-------- Dataset rows --------

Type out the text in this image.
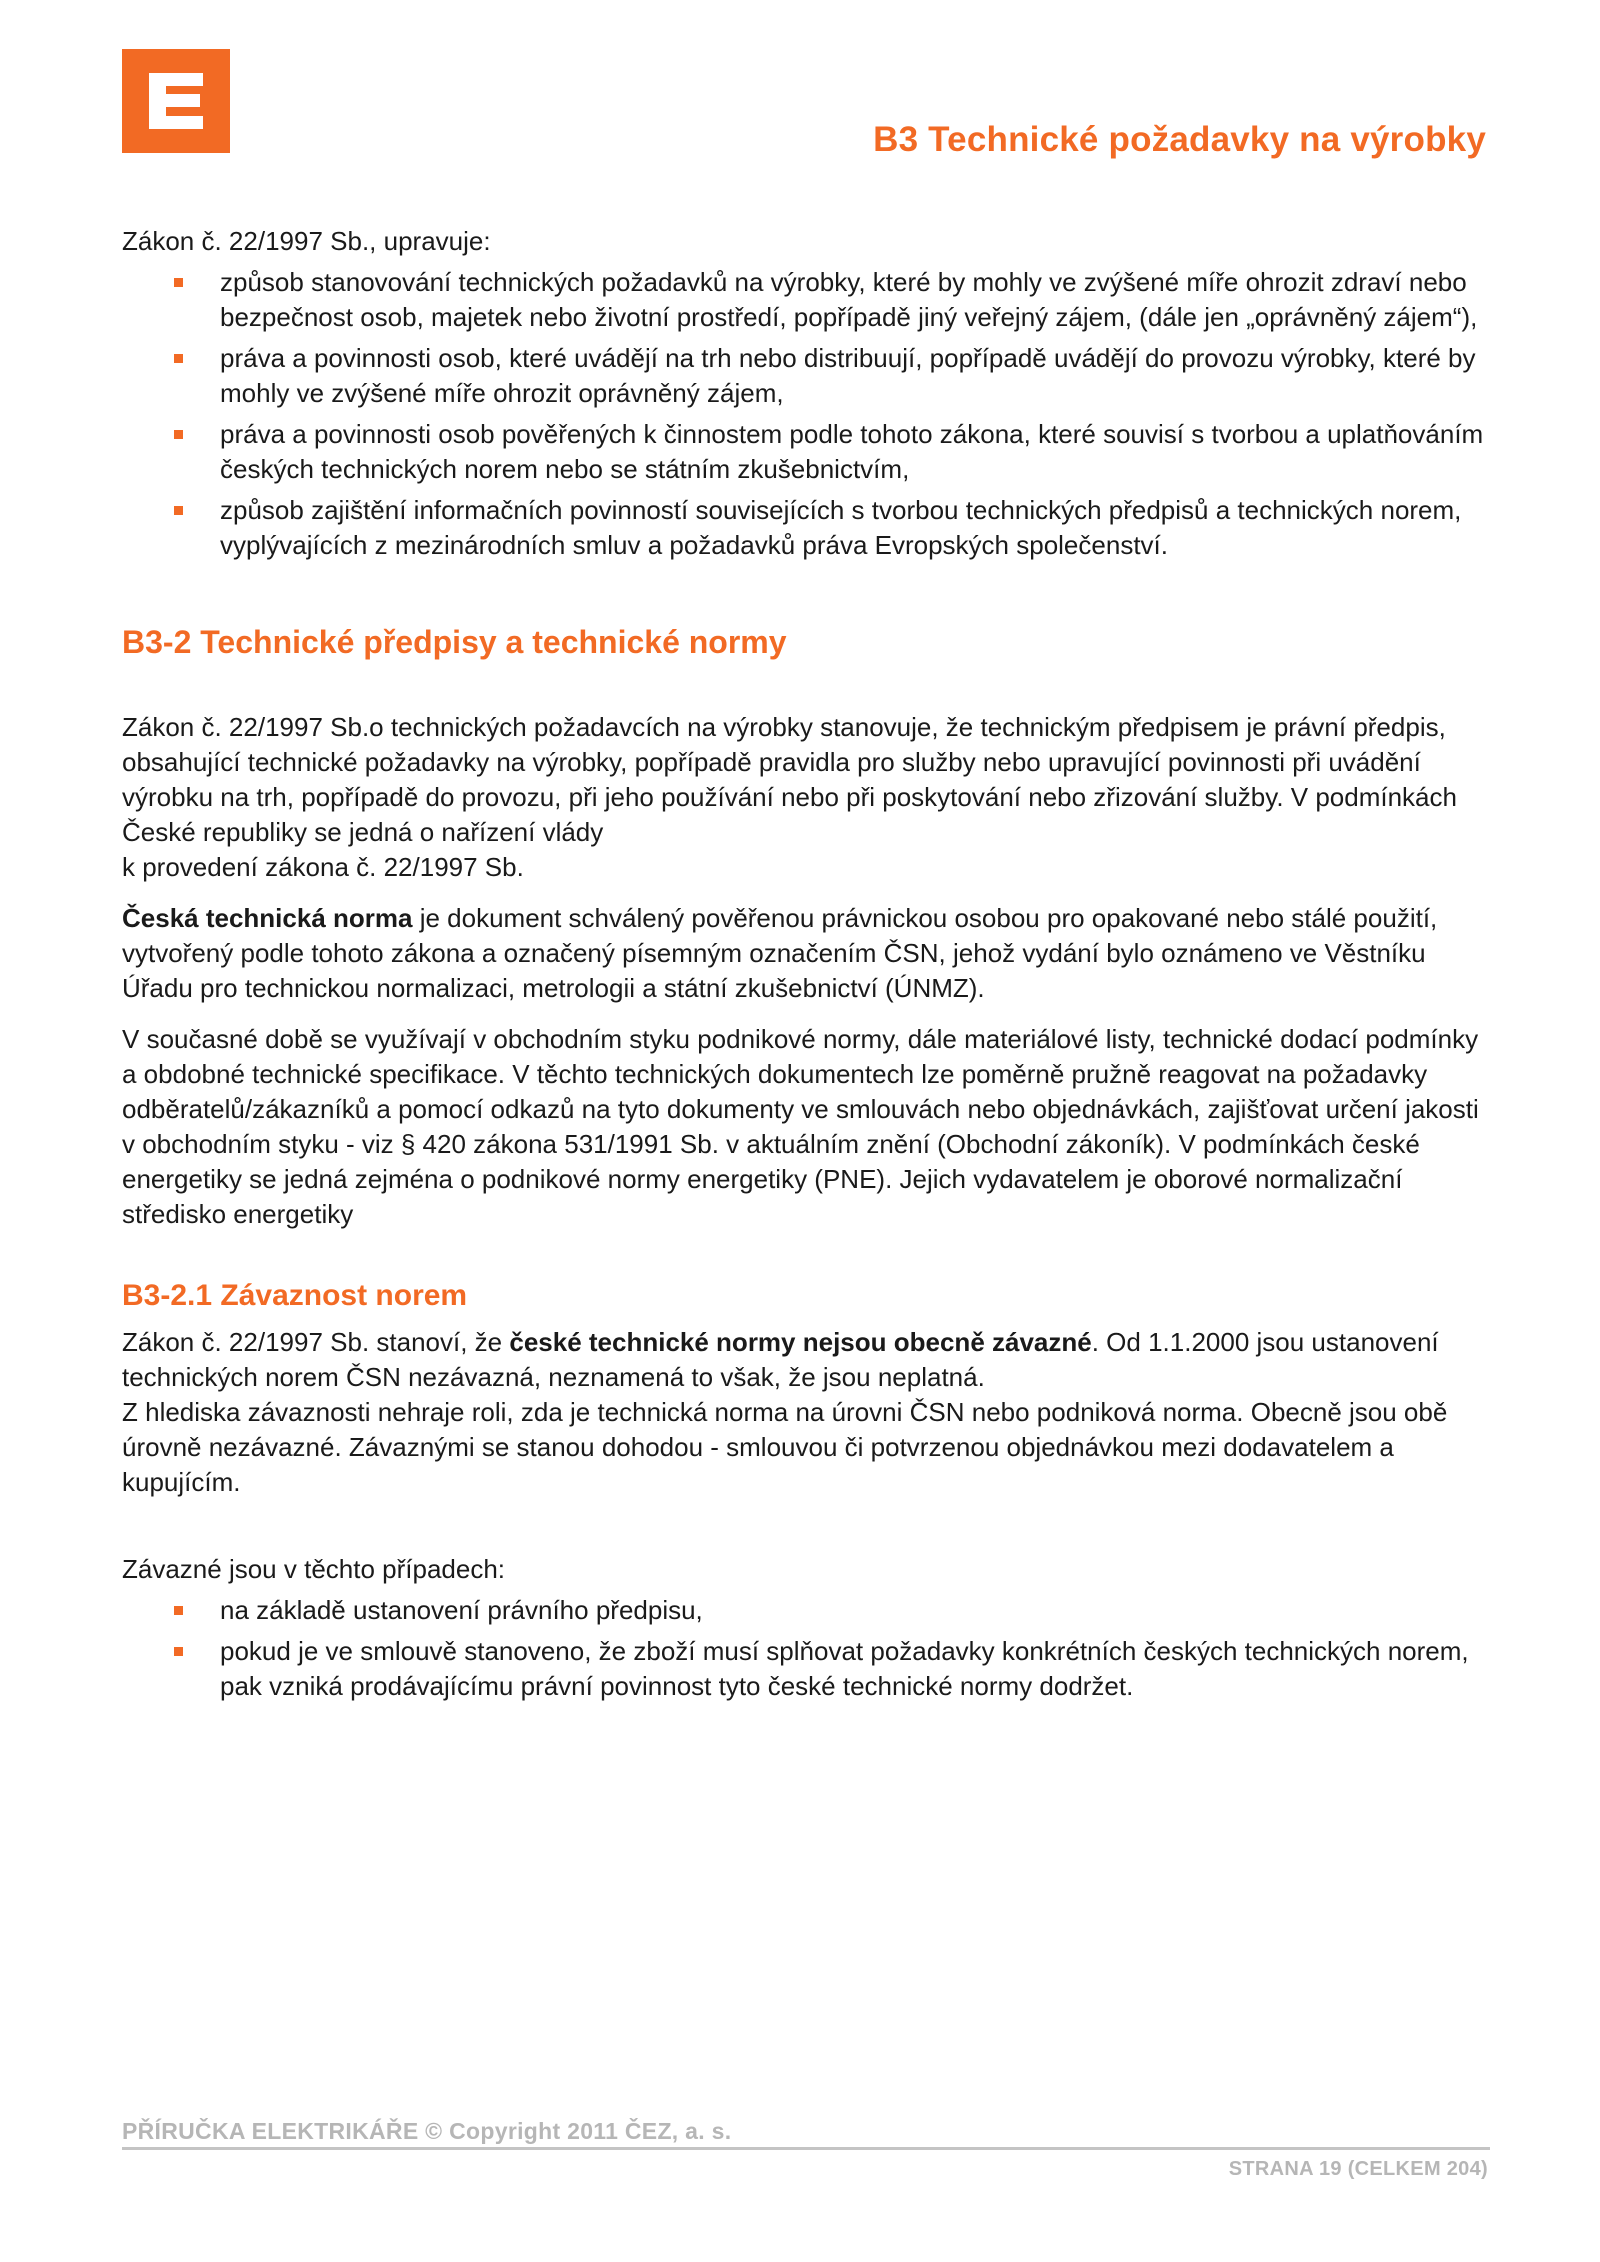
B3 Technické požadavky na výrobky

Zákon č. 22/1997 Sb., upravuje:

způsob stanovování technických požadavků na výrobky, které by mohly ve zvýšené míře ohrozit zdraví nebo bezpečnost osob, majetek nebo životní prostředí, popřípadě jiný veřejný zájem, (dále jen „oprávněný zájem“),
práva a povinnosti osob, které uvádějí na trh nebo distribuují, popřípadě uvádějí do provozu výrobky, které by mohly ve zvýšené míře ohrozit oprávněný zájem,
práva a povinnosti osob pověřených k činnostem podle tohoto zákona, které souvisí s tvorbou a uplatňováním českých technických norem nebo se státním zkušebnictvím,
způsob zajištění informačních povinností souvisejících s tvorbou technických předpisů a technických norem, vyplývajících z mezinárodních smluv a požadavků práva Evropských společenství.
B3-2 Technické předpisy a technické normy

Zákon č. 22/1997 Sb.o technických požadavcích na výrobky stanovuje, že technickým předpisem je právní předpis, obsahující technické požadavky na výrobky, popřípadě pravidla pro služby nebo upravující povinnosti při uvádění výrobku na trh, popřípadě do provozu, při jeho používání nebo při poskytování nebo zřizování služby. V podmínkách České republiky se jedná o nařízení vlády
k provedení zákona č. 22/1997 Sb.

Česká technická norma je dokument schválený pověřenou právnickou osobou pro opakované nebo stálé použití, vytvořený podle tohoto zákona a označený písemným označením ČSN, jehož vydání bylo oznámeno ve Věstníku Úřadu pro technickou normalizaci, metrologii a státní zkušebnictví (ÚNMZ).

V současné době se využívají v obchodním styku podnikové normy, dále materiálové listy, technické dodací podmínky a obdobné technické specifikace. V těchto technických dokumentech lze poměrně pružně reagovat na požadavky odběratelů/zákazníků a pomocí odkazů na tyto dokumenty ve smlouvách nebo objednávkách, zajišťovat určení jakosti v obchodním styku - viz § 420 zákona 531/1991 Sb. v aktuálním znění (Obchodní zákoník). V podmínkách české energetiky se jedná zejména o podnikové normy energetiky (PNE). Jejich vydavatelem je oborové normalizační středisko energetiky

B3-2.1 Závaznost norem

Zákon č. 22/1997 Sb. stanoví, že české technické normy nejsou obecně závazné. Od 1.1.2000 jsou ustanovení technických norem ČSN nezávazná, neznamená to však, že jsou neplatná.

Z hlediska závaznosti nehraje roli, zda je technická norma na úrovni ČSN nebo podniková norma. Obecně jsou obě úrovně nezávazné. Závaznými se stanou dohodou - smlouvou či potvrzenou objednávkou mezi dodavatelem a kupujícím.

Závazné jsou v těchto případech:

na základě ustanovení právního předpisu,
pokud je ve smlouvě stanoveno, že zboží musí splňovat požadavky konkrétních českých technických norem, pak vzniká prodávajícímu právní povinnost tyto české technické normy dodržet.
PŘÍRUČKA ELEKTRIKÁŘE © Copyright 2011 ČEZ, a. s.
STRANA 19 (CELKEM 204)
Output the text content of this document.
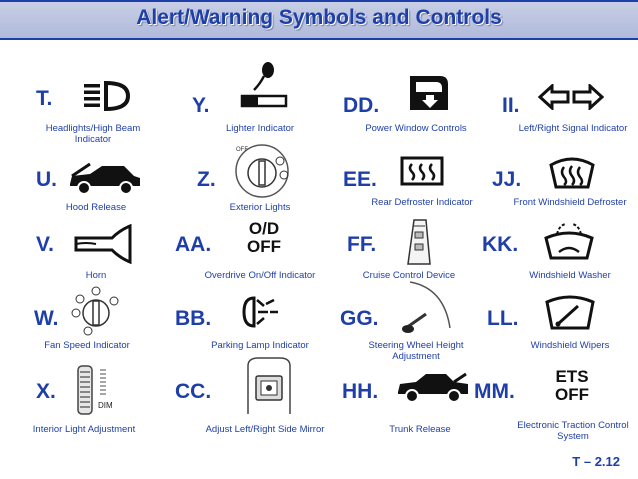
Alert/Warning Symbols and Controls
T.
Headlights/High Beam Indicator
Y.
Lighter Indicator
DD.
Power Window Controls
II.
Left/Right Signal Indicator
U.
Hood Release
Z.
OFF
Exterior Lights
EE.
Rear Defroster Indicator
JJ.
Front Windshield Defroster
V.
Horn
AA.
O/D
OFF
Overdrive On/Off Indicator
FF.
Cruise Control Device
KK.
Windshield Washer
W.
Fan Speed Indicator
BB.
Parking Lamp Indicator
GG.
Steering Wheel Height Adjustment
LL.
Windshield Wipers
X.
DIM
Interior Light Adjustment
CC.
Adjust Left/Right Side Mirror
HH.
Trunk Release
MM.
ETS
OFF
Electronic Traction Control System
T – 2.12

--------

= Problem description =
Filter out every line that lacks the word "zvýšené", and copy the rest.

= Exercise answer =
způsob stanovování technických požadavků na výrobky, které by mohly ve zvýšené míře ohrozit zdraví nebo bezpečnost osob, majetek nebo životní prostředí, popřípadě jiný veřejný zájem, (dále jen „oprávněný zájem“),
práva a povinnosti osob, které uvádějí na trh nebo distribuují, popřípadě uvádějí do provozu výrobky, které by mohly ve zvýšené míře ohrozit oprávněný zájem,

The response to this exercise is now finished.